***** Supplied material
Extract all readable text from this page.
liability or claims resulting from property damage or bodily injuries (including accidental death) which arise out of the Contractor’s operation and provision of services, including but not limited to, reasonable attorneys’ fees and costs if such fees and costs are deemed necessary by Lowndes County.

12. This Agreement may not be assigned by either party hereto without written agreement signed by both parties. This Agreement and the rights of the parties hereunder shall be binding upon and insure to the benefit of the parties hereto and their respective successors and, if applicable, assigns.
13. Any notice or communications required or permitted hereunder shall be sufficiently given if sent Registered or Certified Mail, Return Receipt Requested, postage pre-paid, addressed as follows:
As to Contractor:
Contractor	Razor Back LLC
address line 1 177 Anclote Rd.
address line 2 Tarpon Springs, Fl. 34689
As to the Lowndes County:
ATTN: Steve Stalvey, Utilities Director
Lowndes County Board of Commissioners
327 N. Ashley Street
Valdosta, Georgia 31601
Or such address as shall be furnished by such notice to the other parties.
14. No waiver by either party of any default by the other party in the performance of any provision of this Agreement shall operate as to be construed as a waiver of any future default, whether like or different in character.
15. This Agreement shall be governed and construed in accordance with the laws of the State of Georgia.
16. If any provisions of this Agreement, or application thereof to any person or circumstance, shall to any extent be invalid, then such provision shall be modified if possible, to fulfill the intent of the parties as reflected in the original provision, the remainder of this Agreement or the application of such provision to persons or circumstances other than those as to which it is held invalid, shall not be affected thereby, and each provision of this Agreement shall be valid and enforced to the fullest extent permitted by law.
**********
● Given exercise: The entries above should be repeated exactly, every one of them.

● Expected answer:
Extract all readable text from this page.
liability or claims resulting from property damage or bodily injuries (including accidental death) which arise out of the Contractor’s operation and provision of services, including but not limited to, reasonable attorneys’ fees and costs if such fees and costs are deemed necessary by Lowndes County.

12. This Agreement may not be assigned by either party hereto without written agreement signed by both parties. This Agreement and the rights of the parties hereunder shall be binding upon and insure to the benefit of the parties hereto and their respective successors and, if applicable, assigns.
13. Any notice or communications required or permitted hereunder shall be sufficiently given if sent Registered or Certified Mail, Return Receipt Requested, postage pre-paid, addressed as follows:
As to Contractor:
Contractor	Razor Back LLC
address line 1 177 Anclote Rd.
address line 2 Tarpon Springs, Fl. 34689
As to the Lowndes County:
ATTN: Steve Stalvey, Utilities Director
Lowndes County Board of Commissioners
327 N. Ashley Street
Valdosta, Georgia 31601
Or such address as shall be furnished by such notice to the other parties.
14. No waiver by either party of any default by the other party in the performance of any provision of this Agreement shall operate as to be construed as a waiver of any future default, whether like or different in character.
15. This Agreement shall be governed and construed in accordance with the laws of the State of Georgia.
16. If any provisions of this Agreement, or application thereof to any person or circumstance, shall to any extent be invalid, then such provision shall be modified if possible, to fulfill the intent of the parties as reflected in the original provision, the remainder of this Agreement or the application of such provision to persons or circumstances other than those as to which it is held invalid, shall not be affected thereby, and each provision of this Agreement shall be valid and enforced to the fullest extent permitted by law.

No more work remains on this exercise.